> Problem statement:
Give again, word for word, only the lines from the one containing "Output the text content of this document." through the final line.

> Data shown:

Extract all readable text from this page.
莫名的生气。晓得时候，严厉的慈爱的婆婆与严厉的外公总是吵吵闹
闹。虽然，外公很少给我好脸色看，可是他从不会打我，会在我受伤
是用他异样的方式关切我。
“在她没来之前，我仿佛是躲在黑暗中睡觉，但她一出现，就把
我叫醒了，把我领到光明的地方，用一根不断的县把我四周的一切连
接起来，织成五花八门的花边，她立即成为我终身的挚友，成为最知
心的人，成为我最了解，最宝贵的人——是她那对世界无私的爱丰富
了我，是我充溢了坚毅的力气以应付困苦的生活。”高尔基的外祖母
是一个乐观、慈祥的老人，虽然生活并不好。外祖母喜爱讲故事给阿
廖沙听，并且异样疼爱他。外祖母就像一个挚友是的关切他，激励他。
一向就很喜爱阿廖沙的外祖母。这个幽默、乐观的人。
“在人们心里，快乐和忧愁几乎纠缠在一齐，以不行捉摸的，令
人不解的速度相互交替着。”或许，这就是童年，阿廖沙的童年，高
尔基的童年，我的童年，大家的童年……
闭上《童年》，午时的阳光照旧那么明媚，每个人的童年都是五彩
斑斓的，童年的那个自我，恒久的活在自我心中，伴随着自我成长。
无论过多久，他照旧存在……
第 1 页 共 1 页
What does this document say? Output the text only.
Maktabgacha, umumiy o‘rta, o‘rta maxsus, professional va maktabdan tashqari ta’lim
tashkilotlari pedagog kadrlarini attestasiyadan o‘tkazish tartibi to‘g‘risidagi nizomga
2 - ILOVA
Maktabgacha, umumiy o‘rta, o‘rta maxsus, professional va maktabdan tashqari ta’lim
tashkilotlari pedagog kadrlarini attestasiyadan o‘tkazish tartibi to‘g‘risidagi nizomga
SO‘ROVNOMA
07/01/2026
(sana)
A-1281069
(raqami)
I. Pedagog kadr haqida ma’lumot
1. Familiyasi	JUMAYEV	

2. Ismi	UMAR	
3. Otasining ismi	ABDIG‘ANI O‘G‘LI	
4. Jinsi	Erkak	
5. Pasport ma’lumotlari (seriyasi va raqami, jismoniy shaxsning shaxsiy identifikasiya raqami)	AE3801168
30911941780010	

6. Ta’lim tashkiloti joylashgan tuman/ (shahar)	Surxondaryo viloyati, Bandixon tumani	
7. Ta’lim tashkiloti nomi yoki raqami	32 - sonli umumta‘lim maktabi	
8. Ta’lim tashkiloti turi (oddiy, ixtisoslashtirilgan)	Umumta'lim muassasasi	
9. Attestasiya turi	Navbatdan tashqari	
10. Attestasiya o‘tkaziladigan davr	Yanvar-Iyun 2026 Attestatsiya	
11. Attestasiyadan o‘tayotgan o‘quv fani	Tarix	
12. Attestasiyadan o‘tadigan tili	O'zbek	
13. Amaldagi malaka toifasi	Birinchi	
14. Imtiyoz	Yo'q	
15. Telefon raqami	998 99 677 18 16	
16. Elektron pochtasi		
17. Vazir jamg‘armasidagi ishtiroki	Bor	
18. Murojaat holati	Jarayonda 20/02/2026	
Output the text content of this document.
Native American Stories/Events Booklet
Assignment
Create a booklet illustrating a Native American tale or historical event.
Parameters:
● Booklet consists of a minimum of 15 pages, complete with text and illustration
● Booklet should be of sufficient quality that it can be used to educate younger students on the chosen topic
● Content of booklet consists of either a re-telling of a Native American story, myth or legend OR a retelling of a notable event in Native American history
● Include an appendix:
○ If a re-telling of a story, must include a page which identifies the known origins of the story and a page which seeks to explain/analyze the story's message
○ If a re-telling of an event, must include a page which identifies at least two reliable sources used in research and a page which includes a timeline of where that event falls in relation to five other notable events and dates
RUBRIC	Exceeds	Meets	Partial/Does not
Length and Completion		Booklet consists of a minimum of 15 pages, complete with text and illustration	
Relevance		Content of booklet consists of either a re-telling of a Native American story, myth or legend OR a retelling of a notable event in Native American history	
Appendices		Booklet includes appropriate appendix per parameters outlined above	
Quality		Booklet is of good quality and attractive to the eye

> Correct output:
Output the text content of this document.
Native American Stories/Events Booklet
Assignment
Create a booklet illustrating a Native American tale or historical event.
Parameters:
● Booklet consists of a minimum of 15 pages, complete with text and illustration
● Booklet should be of sufficient quality that it can be used to educate younger students on the chosen topic
● Content of booklet consists of either a re-telling of a Native American story, myth or legend OR a retelling of a notable event in Native American history
● Include an appendix:
○ If a re-telling of a story, must include a page which identifies the known origins of the story and a page which seeks to explain/analyze the story's message
○ If a re-telling of an event, must include a page which identifies at least two reliable sources used in research and a page which includes a timeline of where that event falls in relation to five other notable events and dates
RUBRIC	Exceeds	Meets	Partial/Does not
Length and Completion		Booklet consists of a minimum of 15 pages, complete with text and illustration	
Relevance		Content of booklet consists of either a re-telling of a Native American story, myth or legend OR a retelling of a notable event in Native American history	
Appendices		Booklet includes appropriate appendix per parameters outlined above	
Quality		Booklet is of good quality and attractive to the eye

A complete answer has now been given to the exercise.